Entries with figure data
● ● ● ●

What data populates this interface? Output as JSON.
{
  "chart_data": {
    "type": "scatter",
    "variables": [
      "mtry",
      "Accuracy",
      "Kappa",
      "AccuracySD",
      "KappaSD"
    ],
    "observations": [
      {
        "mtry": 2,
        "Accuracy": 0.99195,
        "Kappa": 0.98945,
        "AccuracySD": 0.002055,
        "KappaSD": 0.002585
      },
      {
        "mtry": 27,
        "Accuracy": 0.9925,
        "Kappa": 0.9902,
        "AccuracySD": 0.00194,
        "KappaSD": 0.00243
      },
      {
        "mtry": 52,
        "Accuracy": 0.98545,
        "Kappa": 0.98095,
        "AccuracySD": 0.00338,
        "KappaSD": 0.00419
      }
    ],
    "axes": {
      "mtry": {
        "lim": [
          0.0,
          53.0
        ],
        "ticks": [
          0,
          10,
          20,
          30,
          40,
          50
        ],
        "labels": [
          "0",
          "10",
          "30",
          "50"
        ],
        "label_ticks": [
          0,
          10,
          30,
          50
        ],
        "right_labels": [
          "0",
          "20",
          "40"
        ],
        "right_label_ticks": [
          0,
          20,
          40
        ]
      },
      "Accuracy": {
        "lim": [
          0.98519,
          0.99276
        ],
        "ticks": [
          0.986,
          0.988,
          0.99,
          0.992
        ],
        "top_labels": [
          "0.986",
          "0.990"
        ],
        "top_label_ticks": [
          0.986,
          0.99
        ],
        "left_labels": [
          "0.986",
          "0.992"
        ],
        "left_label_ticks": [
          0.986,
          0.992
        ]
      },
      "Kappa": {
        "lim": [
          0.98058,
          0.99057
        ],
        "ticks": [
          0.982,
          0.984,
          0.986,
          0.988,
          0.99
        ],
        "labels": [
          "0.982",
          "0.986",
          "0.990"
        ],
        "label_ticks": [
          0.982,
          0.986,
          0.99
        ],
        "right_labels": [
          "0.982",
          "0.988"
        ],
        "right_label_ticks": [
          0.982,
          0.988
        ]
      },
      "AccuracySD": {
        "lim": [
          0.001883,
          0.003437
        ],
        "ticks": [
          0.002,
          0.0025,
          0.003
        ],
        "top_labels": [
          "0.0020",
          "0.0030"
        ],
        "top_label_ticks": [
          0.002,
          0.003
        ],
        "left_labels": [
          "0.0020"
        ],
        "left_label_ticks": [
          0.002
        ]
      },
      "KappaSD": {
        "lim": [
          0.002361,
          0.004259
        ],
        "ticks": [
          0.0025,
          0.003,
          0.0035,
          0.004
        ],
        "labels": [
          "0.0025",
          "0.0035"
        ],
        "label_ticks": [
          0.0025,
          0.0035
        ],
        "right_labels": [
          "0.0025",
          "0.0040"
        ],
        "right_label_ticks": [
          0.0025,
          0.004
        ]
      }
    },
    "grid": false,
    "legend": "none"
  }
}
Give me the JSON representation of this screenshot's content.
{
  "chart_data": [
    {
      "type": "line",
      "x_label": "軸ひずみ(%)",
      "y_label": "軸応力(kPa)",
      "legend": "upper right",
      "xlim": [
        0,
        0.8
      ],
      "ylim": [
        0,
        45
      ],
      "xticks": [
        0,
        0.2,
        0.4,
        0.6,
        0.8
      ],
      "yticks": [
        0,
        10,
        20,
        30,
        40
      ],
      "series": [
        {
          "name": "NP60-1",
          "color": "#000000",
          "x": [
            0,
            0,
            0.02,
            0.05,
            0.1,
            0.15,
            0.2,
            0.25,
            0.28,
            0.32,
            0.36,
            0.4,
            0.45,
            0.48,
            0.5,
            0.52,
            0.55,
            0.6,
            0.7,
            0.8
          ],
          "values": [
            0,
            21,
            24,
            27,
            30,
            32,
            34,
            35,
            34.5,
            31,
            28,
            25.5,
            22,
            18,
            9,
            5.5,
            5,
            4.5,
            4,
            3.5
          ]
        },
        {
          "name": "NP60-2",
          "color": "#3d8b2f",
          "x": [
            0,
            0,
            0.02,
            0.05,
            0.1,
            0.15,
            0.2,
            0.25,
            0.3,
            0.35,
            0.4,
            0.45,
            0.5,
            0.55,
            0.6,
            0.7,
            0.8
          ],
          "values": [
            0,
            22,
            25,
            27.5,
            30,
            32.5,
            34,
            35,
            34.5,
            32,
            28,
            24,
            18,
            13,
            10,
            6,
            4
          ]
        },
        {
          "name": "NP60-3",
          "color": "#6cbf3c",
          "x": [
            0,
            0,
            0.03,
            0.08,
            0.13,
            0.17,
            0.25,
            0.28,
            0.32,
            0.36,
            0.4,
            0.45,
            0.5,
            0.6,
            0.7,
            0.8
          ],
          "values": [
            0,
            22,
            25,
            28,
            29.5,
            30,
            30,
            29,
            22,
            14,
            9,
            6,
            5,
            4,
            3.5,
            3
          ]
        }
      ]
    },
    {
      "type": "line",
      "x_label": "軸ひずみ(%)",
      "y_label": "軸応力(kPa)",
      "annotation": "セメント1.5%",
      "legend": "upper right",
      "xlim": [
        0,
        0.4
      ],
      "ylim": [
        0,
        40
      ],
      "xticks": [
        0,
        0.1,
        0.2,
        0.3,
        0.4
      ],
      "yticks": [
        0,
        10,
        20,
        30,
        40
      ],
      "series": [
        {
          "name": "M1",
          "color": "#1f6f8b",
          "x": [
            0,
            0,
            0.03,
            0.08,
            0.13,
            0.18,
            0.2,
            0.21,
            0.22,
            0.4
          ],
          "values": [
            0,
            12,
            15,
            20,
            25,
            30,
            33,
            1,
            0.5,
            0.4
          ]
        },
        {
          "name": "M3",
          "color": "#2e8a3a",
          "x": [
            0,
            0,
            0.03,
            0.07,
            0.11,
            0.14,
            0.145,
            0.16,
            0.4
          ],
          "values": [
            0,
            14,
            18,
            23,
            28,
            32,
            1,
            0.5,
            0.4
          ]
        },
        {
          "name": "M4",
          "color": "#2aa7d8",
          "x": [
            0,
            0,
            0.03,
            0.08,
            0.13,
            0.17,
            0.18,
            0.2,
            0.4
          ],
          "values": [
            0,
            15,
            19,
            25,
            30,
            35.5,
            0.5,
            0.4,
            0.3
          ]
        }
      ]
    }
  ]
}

● ● ● ●

Write out all the records above again, exactly as they stand.

• Correct output:
What data populates this interface? Output as JSON.
{
  "chart_data": {
    "type": "scatter",
    "variables": [
      "mtry",
      "Accuracy",
      "Kappa",
      "AccuracySD",
      "KappaSD"
    ],
    "observations": [
      {
        "mtry": 2,
        "Accuracy": 0.99195,
        "Kappa": 0.98945,
        "AccuracySD": 0.002055,
        "KappaSD": 0.002585
      },
      {
        "mtry": 27,
        "Accuracy": 0.9925,
        "Kappa": 0.9902,
        "AccuracySD": 0.00194,
        "KappaSD": 0.00243
      },
      {
        "mtry": 52,
        "Accuracy": 0.98545,
        "Kappa": 0.98095,
        "AccuracySD": 0.00338,
        "KappaSD": 0.00419
      }
    ],
    "axes": {
      "mtry": {
        "lim": [
          0.0,
          53.0
        ],
        "ticks": [
          0,
          10,
          20,
          30,
          40,
          50
        ],
        "labels": [
          "0",
          "10",
          "30",
          "50"
        ],
        "label_ticks": [
          0,
          10,
          30,
          50
        ],
        "right_labels": [
          "0",
          "20",
          "40"
        ],
        "right_label_ticks": [
          0,
          20,
          40
        ]
      },
      "Accuracy": {
        "lim": [
          0.98519,
          0.99276
        ],
        "ticks": [
          0.986,
          0.988,
          0.99,
          0.992
        ],
        "top_labels": [
          "0.986",
          "0.990"
        ],
        "top_label_ticks": [
          0.986,
          0.99
        ],
        "left_labels": [
          "0.986",
          "0.992"
        ],
        "left_label_ticks": [
          0.986,
          0.992
        ]
      },
      "Kappa": {
        "lim": [
          0.98058,
          0.99057
        ],
        "ticks": [
          0.982,
          0.984,
          0.986,
          0.988,
          0.99
        ],
        "labels": [
          "0.982",
          "0.986",
          "0.990"
        ],
        "label_ticks": [
          0.982,
          0.986,
          0.99
        ],
        "right_labels": [
          "0.982",
          "0.988"
        ],
        "right_label_ticks": [
          0.982,
          0.988
        ]
      },
      "AccuracySD": {
        "lim": [
          0.001883,
          0.003437
        ],
        "ticks": [
          0.002,
          0.0025,
          0.003
        ],
        "top_labels": [
          "0.0020",
          "0.0030"
        ],
        "top_label_ticks": [
          0.002,
          0.003
        ],
        "left_labels": [
          "0.0020"
        ],
        "left_label_ticks": [
          0.002
        ]
      },
      "KappaSD": {
        "lim": [
          0.002361,
          0.004259
        ],
        "ticks": [
          0.0025,
          0.003,
          0.0035,
          0.004
        ],
        "labels": [
          "0.0025",
          "0.0035"
        ],
        "label_ticks": [
          0.0025,
          0.0035
        ],
        "right_labels": [
          "0.0025",
          "0.0040"
        ],
        "right_label_ticks": [
          0.0025,
          0.004
        ]
      }
    },
    "grid": false,
    "legend": "none"
  }
}
Give me the JSON representation of this screenshot's content.
{
  "chart_data": [
    {
      "type": "line",
      "x_label": "軸ひずみ(%)",
      "y_label": "軸応力(kPa)",
      "legend": "upper right",
      "xlim": [
        0,
        0.8
      ],
      "ylim": [
        0,
        45
      ],
      "xticks": [
        0,
        0.2,
        0.4,
        0.6,
        0.8
      ],
      "yticks": [
        0,
        10,
        20,
        30,
        40
      ],
      "series": [
        {
          "name": "NP60-1",
          "color": "#000000",
          "x": [
            0,
            0,
            0.02,
            0.05,
            0.1,
            0.15,
            0.2,
            0.25,
            0.28,
            0.32,
            0.36,
            0.4,
            0.45,
            0.48,
            0.5,
            0.52,
            0.55,
            0.6,
            0.7,
            0.8
          ],
          "values": [
            0,
            21,
            24,
            27,
            30,
            32,
            34,
            35,
            34.5,
            31,
            28,
            25.5,
            22,
            18,
            9,
            5.5,
            5,
            4.5,
            4,
            3.5
          ]
        },
        {
          "name": "NP60-2",
          "color": "#3d8b2f",
          "x": [
            0,
            0,
            0.02,
            0.05,
            0.1,
            0.15,
            0.2,
            0.25,
            0.3,
            0.35,
            0.4,
            0.45,
            0.5,
            0.55,
            0.6,
            0.7,
            0.8
          ],
          "values": [
            0,
            22,
            25,
            27.5,
            30,
            32.5,
            34,
            35,
            34.5,
            32,
            28,
            24,
            18,
            13,
            10,
            6,
            4
          ]
        },
        {
          "name": "NP60-3",
          "color": "#6cbf3c",
          "x": [
            0,
            0,
            0.03,
            0.08,
            0.13,
            0.17,
            0.25,
            0.28,
            0.32,
            0.36,
            0.4,
            0.45,
            0.5,
            0.6,
            0.7,
            0.8
          ],
          "values": [
            0,
            22,
            25,
            28,
            29.5,
            30,
            30,
            29,
            22,
            14,
            9,
            6,
            5,
            4,
            3.5,
            3
          ]
        }
      ]
    },
    {
      "type": "line",
      "x_label": "軸ひずみ(%)",
      "y_label": "軸応力(kPa)",
      "annotation": "セメント1.5%",
      "legend": "upper right",
      "xlim": [
        0,
        0.4
      ],
      "ylim": [
        0,
        40
      ],
      "xticks": [
        0,
        0.1,
        0.2,
        0.3,
        0.4
      ],
      "yticks": [
        0,
        10,
        20,
        30,
        40
      ],
      "series": [
        {
          "name": "M1",
          "color": "#1f6f8b",
          "x": [
            0,
            0,
            0.03,
            0.08,
            0.13,
            0.18,
            0.2,
            0.21,
            0.22,
            0.4
          ],
          "values": [
            0,
            12,
            15,
            20,
            25,
            30,
            33,
            1,
            0.5,
            0.4
          ]
        },
        {
          "name": "M3",
          "color": "#2e8a3a",
          "x": [
            0,
            0,
            0.03,
            0.07,
            0.11,
            0.14,
            0.145,
            0.16,
            0.4
          ],
          "values": [
            0,
            14,
            18,
            23,
            28,
            32,
            1,
            0.5,
            0.4
          ]
        },
        {
          "name": "M4",
          "color": "#2aa7d8",
          "x": [
            0,
            0,
            0.03,
            0.08,
            0.13,
            0.17,
            0.18,
            0.2,
            0.4
          ],
          "values": [
            0,
            15,
            19,
            25,
            30,
            35.5,
            0.5,
            0.4,
            0.3
          ]
        }
      ]
    }
  ]
}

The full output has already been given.